→ **Requirements**:
Lines containing the string "ffffff" are to be counted; report only how many there are.
_ _ _ _ _
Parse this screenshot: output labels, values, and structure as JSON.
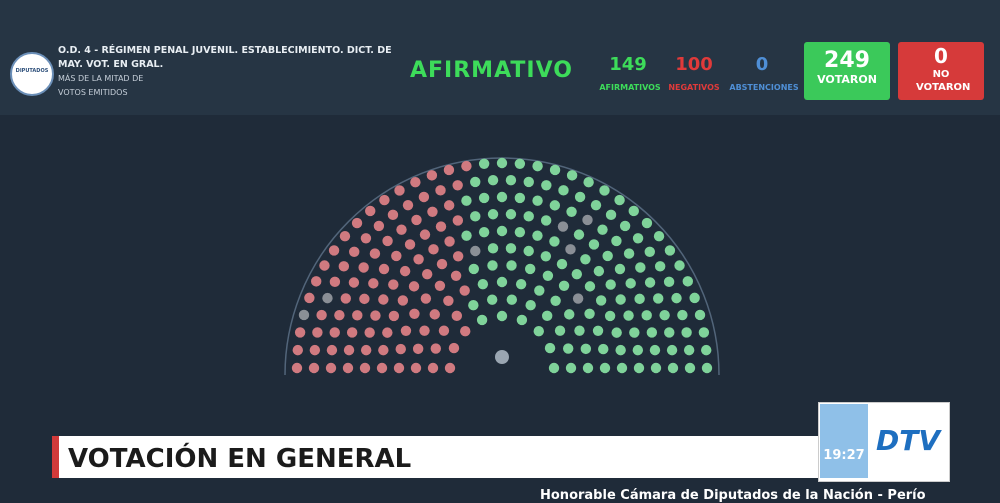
{
  "header": {
    "logo": "DIPUTADOS",
    "title_lines": [
      "O.D. 4 - RÉGIMEN PENAL JUVENIL. ESTABLECIMIENTO. DICT. DE",
      "MAY. VOT. EN GRAL."
    ],
    "rule_lines": [
      "MÁS DE LA MITAD DE",
      "VOTOS EMITIDOS"
    ],
    "result": "AFIRMATIVO"
  },
  "counts": [
    {
      "value": 149,
      "label": "AFIRMATIVOS"
    },
    {
      "value": 100,
      "label": "NEGATIVOS"
    },
    {
      "value": 0,
      "label": "ABSTENCIONES"
    }
  ],
  "boxes": [
    {
      "value": 249,
      "label": "VOTARON"
    },
    {
      "value": 0,
      "label": "NO VOTARON"
    }
  ],
  "banner": {
    "title": "VOTACIÓN EN GENERAL",
    "time": "19:27",
    "channel": "DTV",
    "ticker": "Honorable Cámara de Diputados de la Nación - Perío"
  }
}
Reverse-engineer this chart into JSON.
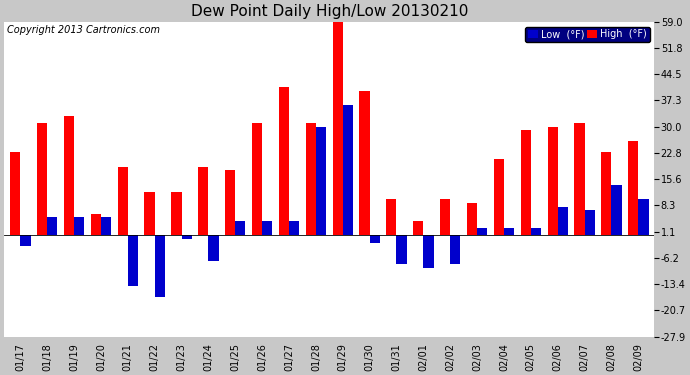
{
  "title": "Dew Point Daily High/Low 20130210",
  "copyright": "Copyright 2013 Cartronics.com",
  "legend_low": "Low  (°F)",
  "legend_high": "High  (°F)",
  "dates": [
    "01/17",
    "01/18",
    "01/19",
    "01/20",
    "01/21",
    "01/22",
    "01/23",
    "01/24",
    "01/25",
    "01/26",
    "01/27",
    "01/28",
    "01/29",
    "01/30",
    "01/31",
    "02/01",
    "02/02",
    "02/03",
    "02/04",
    "02/05",
    "02/06",
    "02/07",
    "02/08",
    "02/09"
  ],
  "high": [
    23,
    31,
    33,
    6,
    19,
    12,
    12,
    19,
    18,
    31,
    41,
    31,
    62,
    40,
    10,
    4,
    10,
    9,
    21,
    29,
    30,
    31,
    23,
    26
  ],
  "low": [
    -3,
    5,
    5,
    5,
    -14,
    -17,
    -1,
    -7,
    4,
    4,
    4,
    30,
    36,
    -2,
    -8,
    -9,
    -8,
    2,
    2,
    2,
    8,
    7,
    14,
    10
  ],
  "ylim_min": -27.9,
  "ylim_max": 59.0,
  "yticks": [
    -27.9,
    -20.7,
    -13.4,
    -6.2,
    1.1,
    8.3,
    15.6,
    22.8,
    30.0,
    37.3,
    44.5,
    51.8,
    59.0
  ],
  "bar_width": 0.38,
  "high_color": "#ff0000",
  "low_color": "#0000cc",
  "plot_bg_color": "#ffffff",
  "fig_bg_color": "#c8c8c8",
  "grid_color": "#ffffff",
  "title_fontsize": 11,
  "tick_fontsize": 7,
  "copyright_fontsize": 7,
  "legend_bg": "#000080",
  "legend_text": "#ffffff",
  "legend_fontsize": 7
}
_ _ _ _ _
→ **Problem solution**:
3